▶ _OBJECTIVE_: Filter the data below for the string "Deflection" and copy each matching line.

====

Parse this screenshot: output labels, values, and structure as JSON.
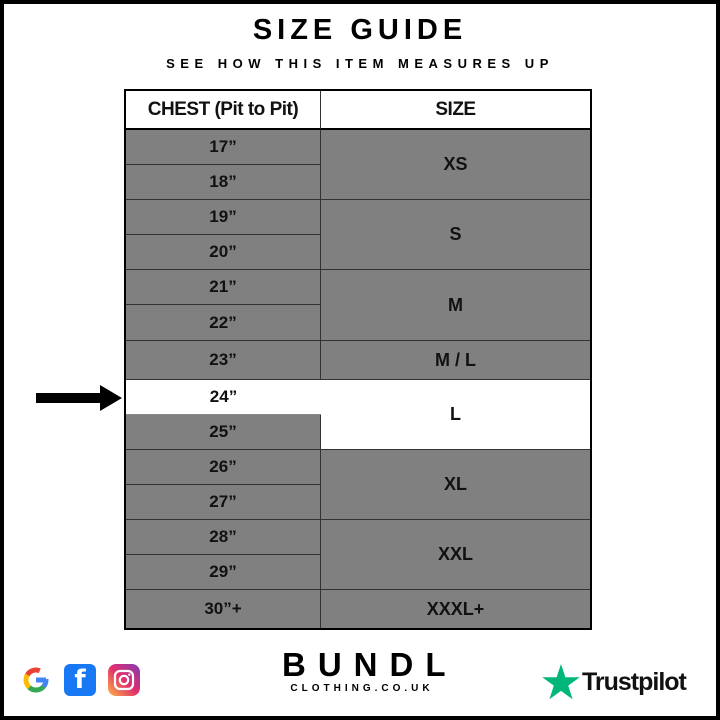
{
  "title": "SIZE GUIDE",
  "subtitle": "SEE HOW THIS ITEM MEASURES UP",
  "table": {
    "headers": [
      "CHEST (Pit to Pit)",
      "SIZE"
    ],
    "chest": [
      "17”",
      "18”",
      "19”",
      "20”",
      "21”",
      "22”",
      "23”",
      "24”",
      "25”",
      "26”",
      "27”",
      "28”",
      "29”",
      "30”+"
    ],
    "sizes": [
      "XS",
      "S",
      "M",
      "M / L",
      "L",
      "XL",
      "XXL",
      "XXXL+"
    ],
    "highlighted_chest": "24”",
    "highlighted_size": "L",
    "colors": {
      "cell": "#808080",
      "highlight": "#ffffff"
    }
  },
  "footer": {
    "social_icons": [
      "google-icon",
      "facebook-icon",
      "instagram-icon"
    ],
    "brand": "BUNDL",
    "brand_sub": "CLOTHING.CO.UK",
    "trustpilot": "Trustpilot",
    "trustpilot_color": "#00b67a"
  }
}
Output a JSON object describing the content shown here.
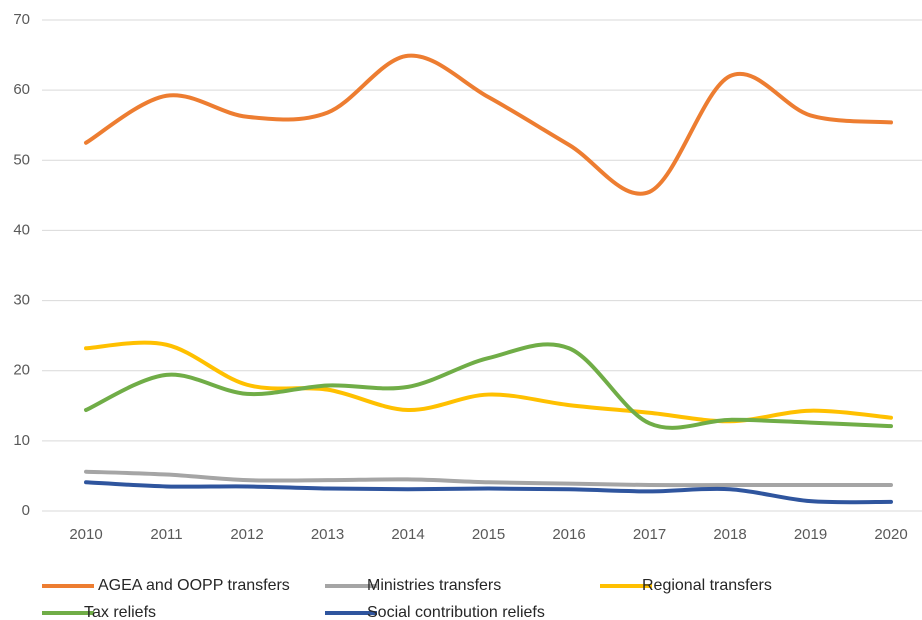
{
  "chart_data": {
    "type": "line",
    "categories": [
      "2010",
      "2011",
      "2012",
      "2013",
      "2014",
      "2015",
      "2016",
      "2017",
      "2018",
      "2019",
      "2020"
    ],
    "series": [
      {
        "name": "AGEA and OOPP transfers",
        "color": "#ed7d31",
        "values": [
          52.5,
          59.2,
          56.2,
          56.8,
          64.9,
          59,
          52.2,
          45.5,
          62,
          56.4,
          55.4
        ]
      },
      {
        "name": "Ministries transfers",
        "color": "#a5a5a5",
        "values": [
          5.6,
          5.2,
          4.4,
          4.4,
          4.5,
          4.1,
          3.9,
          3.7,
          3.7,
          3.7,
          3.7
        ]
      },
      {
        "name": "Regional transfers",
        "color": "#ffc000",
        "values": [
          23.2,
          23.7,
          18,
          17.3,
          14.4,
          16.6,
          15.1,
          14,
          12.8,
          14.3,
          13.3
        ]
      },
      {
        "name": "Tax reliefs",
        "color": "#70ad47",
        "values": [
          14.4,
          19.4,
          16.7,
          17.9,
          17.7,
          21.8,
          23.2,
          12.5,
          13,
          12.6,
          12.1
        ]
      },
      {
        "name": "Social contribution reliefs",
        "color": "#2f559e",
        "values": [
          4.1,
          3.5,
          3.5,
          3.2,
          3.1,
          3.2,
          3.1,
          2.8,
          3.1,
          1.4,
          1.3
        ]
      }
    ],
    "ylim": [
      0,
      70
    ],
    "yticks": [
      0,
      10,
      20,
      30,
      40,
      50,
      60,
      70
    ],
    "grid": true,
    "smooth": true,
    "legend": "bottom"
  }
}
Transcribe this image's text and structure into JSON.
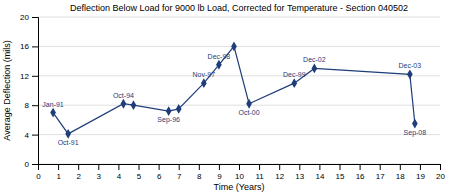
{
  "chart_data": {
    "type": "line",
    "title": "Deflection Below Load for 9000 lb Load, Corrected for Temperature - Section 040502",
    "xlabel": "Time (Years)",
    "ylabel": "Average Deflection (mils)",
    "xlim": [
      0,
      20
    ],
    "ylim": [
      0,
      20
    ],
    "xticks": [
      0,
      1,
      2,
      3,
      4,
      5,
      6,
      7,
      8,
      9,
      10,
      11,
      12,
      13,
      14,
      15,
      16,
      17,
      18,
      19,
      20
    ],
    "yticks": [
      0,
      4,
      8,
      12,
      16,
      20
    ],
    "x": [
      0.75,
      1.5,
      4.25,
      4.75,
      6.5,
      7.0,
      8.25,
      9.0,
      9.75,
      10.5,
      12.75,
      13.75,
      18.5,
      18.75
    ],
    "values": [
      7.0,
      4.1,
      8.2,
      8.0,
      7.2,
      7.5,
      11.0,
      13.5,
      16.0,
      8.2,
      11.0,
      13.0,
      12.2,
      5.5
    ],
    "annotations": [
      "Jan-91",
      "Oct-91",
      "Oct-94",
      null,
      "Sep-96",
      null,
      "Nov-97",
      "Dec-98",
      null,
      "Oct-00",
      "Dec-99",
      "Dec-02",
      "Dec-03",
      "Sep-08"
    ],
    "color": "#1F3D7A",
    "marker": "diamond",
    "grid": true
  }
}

====

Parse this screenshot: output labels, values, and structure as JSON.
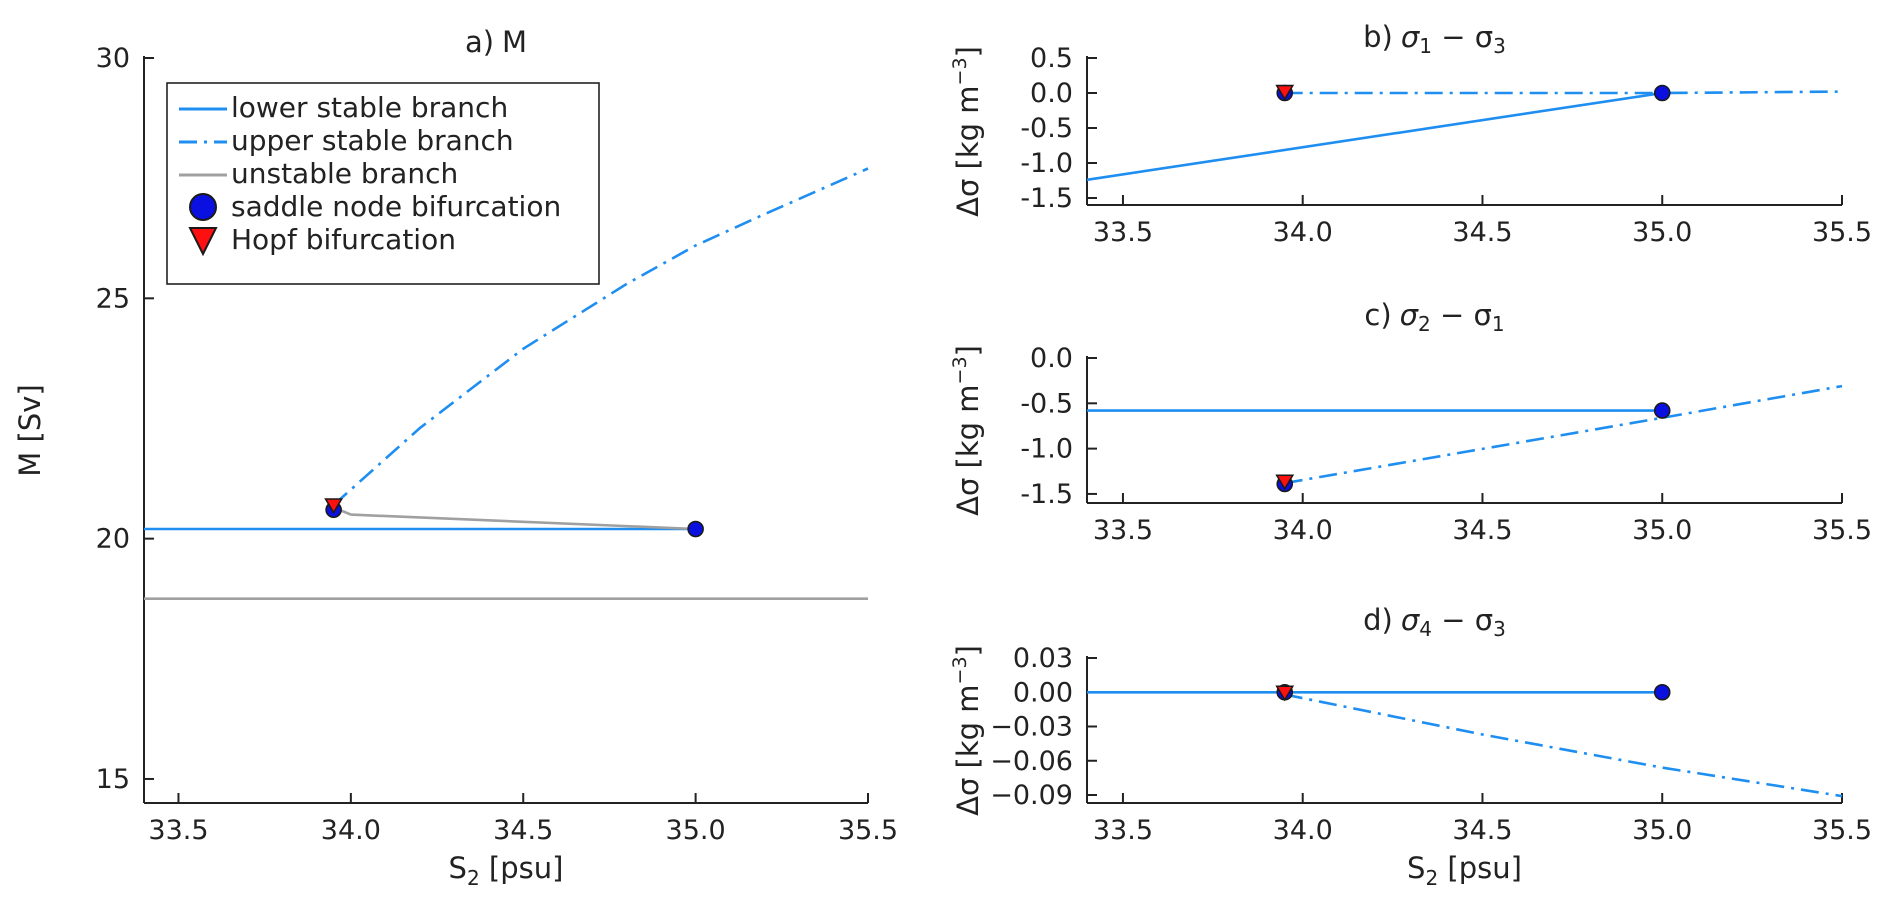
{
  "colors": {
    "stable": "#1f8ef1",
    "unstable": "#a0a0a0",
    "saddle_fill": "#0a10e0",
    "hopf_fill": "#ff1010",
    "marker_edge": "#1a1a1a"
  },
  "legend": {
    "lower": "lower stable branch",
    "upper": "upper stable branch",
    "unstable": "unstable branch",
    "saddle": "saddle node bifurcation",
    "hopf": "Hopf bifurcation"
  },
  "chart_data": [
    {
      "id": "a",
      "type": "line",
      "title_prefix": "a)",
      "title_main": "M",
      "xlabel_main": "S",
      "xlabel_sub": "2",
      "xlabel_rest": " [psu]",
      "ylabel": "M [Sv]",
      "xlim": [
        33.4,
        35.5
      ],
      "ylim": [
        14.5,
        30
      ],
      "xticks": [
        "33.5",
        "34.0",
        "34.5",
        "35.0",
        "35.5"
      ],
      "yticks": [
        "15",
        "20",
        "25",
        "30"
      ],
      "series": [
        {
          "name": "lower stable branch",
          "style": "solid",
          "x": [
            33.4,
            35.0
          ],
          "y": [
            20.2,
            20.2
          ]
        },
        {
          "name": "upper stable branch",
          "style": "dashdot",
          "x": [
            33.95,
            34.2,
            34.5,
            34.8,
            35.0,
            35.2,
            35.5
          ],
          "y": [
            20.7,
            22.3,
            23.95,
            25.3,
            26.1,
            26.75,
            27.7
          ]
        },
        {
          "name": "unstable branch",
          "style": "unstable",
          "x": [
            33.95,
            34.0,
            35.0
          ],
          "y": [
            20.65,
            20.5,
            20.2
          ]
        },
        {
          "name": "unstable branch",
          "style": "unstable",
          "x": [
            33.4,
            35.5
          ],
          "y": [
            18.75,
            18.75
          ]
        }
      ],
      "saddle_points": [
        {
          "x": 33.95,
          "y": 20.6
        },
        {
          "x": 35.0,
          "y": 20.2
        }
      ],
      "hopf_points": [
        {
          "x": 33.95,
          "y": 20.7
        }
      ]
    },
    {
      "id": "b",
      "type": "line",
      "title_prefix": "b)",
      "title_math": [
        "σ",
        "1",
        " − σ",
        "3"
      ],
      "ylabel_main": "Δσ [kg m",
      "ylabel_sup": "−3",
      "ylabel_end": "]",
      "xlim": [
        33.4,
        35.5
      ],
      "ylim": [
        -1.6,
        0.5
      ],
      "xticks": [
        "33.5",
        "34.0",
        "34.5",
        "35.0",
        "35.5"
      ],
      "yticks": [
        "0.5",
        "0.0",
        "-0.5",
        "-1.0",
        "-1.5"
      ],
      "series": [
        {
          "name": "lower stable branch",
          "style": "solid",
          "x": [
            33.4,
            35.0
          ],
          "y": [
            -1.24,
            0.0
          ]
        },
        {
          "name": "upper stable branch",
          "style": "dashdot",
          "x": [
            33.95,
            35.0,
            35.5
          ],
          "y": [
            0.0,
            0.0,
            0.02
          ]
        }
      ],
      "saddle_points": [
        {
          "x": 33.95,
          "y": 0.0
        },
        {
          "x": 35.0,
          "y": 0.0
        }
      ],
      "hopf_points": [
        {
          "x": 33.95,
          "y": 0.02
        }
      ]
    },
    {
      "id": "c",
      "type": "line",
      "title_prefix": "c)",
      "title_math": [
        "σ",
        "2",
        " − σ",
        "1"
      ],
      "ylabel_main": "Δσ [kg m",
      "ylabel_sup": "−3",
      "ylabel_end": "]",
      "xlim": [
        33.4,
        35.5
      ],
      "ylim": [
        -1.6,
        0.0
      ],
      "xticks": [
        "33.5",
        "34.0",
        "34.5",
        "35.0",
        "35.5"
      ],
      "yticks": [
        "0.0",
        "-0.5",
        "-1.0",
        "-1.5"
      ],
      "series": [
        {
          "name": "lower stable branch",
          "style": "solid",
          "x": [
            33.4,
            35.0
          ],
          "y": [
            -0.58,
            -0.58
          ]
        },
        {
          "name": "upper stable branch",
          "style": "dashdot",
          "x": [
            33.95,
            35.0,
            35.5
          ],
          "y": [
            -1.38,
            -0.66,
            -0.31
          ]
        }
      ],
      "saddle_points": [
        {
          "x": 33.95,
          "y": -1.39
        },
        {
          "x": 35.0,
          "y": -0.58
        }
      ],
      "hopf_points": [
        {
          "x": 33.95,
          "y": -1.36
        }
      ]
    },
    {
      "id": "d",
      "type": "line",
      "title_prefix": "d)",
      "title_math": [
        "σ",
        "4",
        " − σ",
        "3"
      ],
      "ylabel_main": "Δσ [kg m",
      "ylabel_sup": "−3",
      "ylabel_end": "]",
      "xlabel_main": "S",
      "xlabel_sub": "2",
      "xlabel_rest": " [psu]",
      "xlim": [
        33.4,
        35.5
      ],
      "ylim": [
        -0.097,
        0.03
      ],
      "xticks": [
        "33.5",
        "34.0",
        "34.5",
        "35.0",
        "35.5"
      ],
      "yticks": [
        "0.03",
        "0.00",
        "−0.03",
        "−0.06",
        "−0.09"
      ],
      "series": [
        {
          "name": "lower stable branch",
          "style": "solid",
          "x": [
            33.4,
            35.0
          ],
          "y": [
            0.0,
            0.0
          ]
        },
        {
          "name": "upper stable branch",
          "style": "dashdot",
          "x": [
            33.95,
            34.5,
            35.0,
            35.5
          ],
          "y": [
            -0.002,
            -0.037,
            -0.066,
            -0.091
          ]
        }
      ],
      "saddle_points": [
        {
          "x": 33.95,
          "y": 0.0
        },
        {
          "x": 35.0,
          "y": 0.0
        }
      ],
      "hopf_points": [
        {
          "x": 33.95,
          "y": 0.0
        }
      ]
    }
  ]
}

====

▶ _WRITTEN ANSWER_:
    "title": "Deflection Below Load for 9000 lb Load, Corrected for Temperature - Section 040502",
    "ylabel": "Average Deflection (mils)",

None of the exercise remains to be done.